**EXERCISE:** Say how many lines contain the word "this". Only the number should be given.

**RECORDS TO USE:**

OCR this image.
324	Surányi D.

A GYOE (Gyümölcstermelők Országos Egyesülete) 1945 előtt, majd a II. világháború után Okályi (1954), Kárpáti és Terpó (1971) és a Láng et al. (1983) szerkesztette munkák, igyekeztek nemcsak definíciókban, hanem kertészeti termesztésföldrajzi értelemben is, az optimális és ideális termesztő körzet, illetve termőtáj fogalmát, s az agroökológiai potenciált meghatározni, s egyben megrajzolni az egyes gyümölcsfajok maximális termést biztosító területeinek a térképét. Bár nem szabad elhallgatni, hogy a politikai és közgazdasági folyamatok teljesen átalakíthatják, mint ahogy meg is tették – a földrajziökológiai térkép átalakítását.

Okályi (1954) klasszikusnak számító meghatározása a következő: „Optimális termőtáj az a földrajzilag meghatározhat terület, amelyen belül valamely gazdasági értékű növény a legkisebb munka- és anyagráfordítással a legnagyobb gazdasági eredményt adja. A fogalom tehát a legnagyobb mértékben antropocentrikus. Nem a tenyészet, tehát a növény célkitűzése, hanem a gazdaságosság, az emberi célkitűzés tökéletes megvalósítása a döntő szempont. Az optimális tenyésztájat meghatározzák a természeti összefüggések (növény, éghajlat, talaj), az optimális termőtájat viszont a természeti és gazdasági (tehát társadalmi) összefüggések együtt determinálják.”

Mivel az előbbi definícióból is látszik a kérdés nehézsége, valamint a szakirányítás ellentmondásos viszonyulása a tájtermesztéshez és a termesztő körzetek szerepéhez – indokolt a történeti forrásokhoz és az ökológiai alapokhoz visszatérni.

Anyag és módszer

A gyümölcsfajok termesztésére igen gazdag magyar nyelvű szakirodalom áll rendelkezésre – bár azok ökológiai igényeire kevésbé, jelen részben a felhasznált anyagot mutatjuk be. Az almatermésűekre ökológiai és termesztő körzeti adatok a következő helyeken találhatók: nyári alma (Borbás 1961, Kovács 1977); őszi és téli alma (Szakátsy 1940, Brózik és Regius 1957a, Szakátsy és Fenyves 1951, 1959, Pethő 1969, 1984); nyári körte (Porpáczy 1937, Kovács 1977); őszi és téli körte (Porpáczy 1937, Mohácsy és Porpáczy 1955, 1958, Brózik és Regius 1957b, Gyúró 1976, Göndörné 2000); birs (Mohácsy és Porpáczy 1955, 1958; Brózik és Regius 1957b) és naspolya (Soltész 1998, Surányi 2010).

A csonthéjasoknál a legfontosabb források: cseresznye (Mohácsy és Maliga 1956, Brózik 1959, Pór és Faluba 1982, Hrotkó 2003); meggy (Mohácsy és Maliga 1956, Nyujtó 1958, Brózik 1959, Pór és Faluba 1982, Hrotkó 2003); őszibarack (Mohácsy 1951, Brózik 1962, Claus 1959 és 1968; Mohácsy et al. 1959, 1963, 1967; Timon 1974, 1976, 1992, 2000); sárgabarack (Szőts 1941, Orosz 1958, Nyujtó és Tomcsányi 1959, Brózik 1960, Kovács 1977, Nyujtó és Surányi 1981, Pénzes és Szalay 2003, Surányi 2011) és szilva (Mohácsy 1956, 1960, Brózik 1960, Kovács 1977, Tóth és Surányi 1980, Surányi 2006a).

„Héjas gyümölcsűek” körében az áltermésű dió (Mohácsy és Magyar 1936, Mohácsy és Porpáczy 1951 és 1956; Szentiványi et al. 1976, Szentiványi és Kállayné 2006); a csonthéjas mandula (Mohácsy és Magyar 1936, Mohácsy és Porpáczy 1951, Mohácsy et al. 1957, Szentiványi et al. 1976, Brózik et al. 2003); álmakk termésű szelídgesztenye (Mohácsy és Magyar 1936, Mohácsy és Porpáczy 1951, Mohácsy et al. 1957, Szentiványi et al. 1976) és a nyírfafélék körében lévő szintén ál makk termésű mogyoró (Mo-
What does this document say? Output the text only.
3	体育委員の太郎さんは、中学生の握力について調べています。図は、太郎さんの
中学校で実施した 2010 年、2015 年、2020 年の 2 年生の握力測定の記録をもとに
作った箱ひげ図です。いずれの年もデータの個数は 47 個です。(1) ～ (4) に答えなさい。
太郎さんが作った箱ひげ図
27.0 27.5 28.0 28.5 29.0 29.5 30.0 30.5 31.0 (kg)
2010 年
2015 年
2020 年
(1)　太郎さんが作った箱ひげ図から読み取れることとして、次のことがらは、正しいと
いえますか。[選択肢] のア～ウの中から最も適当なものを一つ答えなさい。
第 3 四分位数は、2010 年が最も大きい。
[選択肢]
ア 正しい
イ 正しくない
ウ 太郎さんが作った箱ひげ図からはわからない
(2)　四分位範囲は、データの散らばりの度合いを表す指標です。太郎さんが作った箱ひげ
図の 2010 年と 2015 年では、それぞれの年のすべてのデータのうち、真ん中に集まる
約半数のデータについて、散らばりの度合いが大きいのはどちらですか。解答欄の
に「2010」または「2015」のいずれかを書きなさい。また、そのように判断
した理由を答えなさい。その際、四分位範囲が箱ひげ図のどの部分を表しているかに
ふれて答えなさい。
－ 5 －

**SOLUTION TO THE PROBLEM:** 2